Your task is to copy the listing exactly, with the pictures left out.

========================

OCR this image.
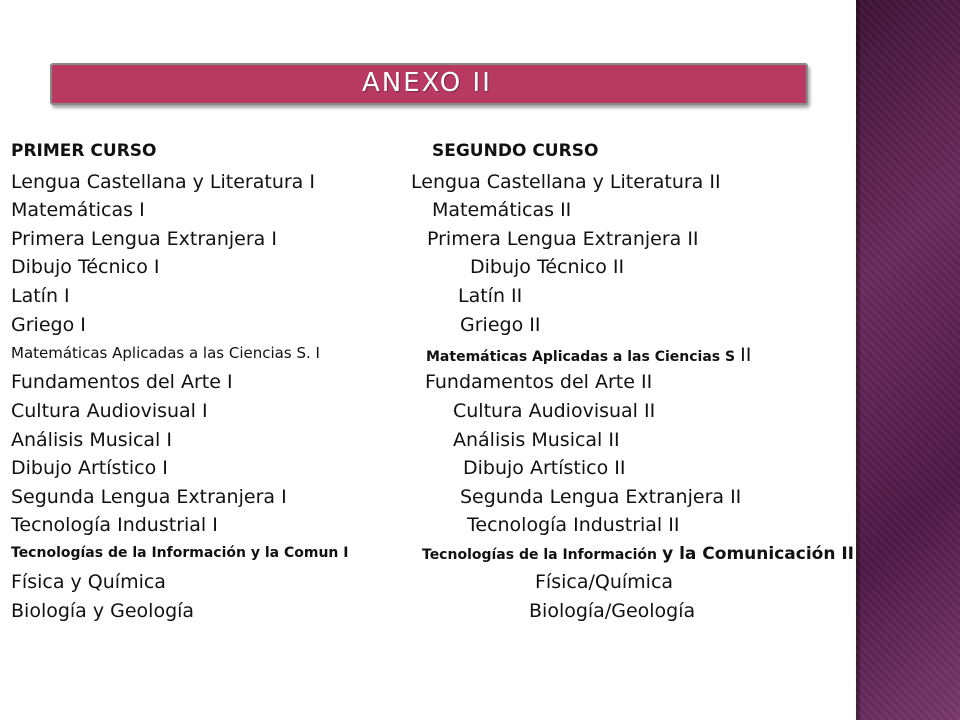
ANEXO II
PRIMER CURSO	SEGUNDO CURSO
Lengua Castellana y Literatura I	Lengua Castellana y Literatura II
Matemáticas I	Matemáticas II
Primera Lengua Extranjera I	Primera Lengua Extranjera II
Dibujo Técnico I	Dibujo Técnico II
Latín I	Latín II
Griego I	Griego II
Matemáticas Aplicadas a las Ciencias S. I	Matemáticas Aplicadas a las Ciencias S II
Fundamentos del Arte I	Fundamentos del Arte II
Cultura Audiovisual I	Cultura Audiovisual II
Análisis Musical I	Análisis Musical II
Dibujo Artístico I	Dibujo Artístico II
Segunda Lengua Extranjera I	Segunda Lengua Extranjera II
Tecnología Industrial I	Tecnología Industrial II
Tecnologías de la Información y la Comun I	Tecnologías de la Información y la Comunicación II
Física y Química	Física/Química
Biología y Geología	Biología/Geología
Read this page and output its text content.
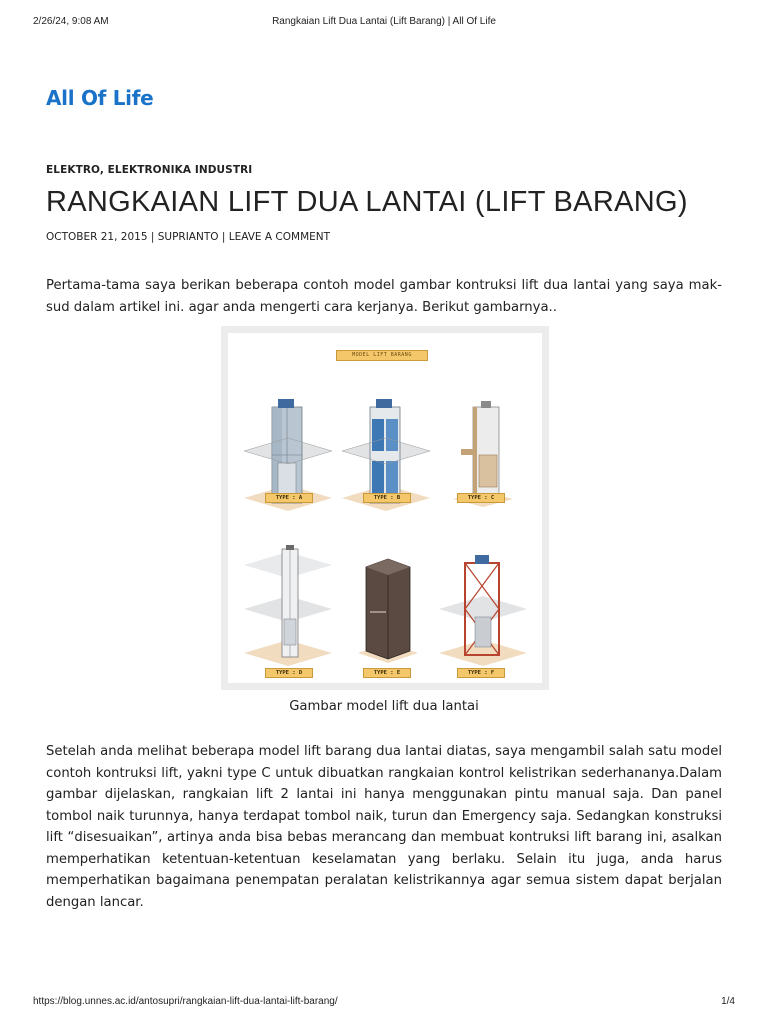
2/26/24, 9:08 AM	Rangkaian Lift Dua Lantai (Lift Barang) | All Of Life
All Of Life
ELEKTRO, ELEKTRONIKA INDUSTRI
RANGKAIAN LIFT DUA LANTAI (LIFT BARANG)
OCTOBER 21, 2015 | SUPRIANTO | LEAVE A COMMENT

Pertama-tama saya berikan beberapa contoh model gambar kontruksi lift dua lantai yang saya mak-sud dalam artikel ini. agar anda mengerti cara kerjanya. Berikut gambarnya..

MODEL LIFT BARANG
TYPE : A	TYPE : B	TYPE : C
TYPE : D	TYPE : E	TYPE : F
Gambar model lift dua lantai

Setelah anda melihat beberapa model lift barang dua lantai diatas, saya mengambil salah satu model contoh kontruksi lift, yakni type C untuk dibuatkan rangkaian kontrol kelistrikan sederhananya.Dalam gambar dijelaskan, rangkaian lift 2 lantai ini hanya menggunakan pintu manual saja. Dan panel tombol naik turunnya, hanya terdapat tombol naik, turun dan Emergency saja. Sedangkan konstruksi lift “disesuaikan”, artinya anda bisa bebas merancang dan membuat kontruksi lift barang ini, asalkan memperhatikan ketentuan-ketentuan keselamatan yang berlaku. Selain itu juga, anda harus memperhatikan bagaimana penempatan peralatan kelistrikannya agar semua sistem dapat berjalan dengan lancar.

https://blog.unnes.ac.id/antosupri/rangkaian-lift-dua-lantai-lift-barang/	1/4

========================

**Written answer**
OCR this image.
ANEXO II
PRIMER CURSO	SEGUNDO CURSO
Lengua Castellana y Literatura I	Lengua Castellana y Literatura II
Matemáticas I	Matemáticas II
Primera Lengua Extranjera I	Primera Lengua Extranjera II
Dibujo Técnico I	Dibujo Técnico II
Latín I	Latín II
Griego I	Griego II
Matemáticas Aplicadas a las Ciencias S. I	Matemáticas Aplicadas a las Ciencias S II
Fundamentos del Arte I	Fundamentos del Arte II
Cultura Audiovisual I	Cultura Audiovisual II
Análisis Musical I	Análisis Musical II
Dibujo Artístico I	Dibujo Artístico II
Segunda Lengua Extranjera I	Segunda Lengua Extranjera II
Tecnología Industrial I	Tecnología Industrial II
Tecnologías de la Información y la Comun I	Tecnologías de la Información y la Comunicación II
Física y Química	Física/Química
Biología y Geología	Biología/Geología
Read this page and output its text content.
2/26/24, 9:08 AM	Rangkaian Lift Dua Lantai (Lift Barang) | All Of Life
All Of Life
ELEKTRO, ELEKTRONIKA INDUSTRI
RANGKAIAN LIFT DUA LANTAI (LIFT BARANG)
OCTOBER 21, 2015 | SUPRIANTO | LEAVE A COMMENT

Pertama-tama saya berikan beberapa contoh model gambar kontruksi lift dua lantai yang saya mak-sud dalam artikel ini. agar anda mengerti cara kerjanya. Berikut gambarnya..

MODEL LIFT BARANG
TYPE : A	TYPE : B	TYPE : C
TYPE : D	TYPE : E	TYPE : F
Gambar model lift dua lantai

Setelah anda melihat beberapa model lift barang dua lantai diatas, saya mengambil salah satu model contoh kontruksi lift, yakni type C untuk dibuatkan rangkaian kontrol kelistrikan sederhananya.Dalam gambar dijelaskan, rangkaian lift 2 lantai ini hanya menggunakan pintu manual saja. Dan panel tombol naik turunnya, hanya terdapat tombol naik, turun dan Emergency saja. Sedangkan konstruksi lift “disesuaikan”, artinya anda bisa bebas merancang dan membuat kontruksi lift barang ini, asalkan memperhatikan ketentuan-ketentuan keselamatan yang berlaku. Selain itu juga, anda harus memperhatikan bagaimana penempatan peralatan kelistrikannya agar semua sistem dapat berjalan dengan lancar.

https://blog.unnes.ac.id/antosupri/rangkaian-lift-dua-lantai-lift-barang/	1/4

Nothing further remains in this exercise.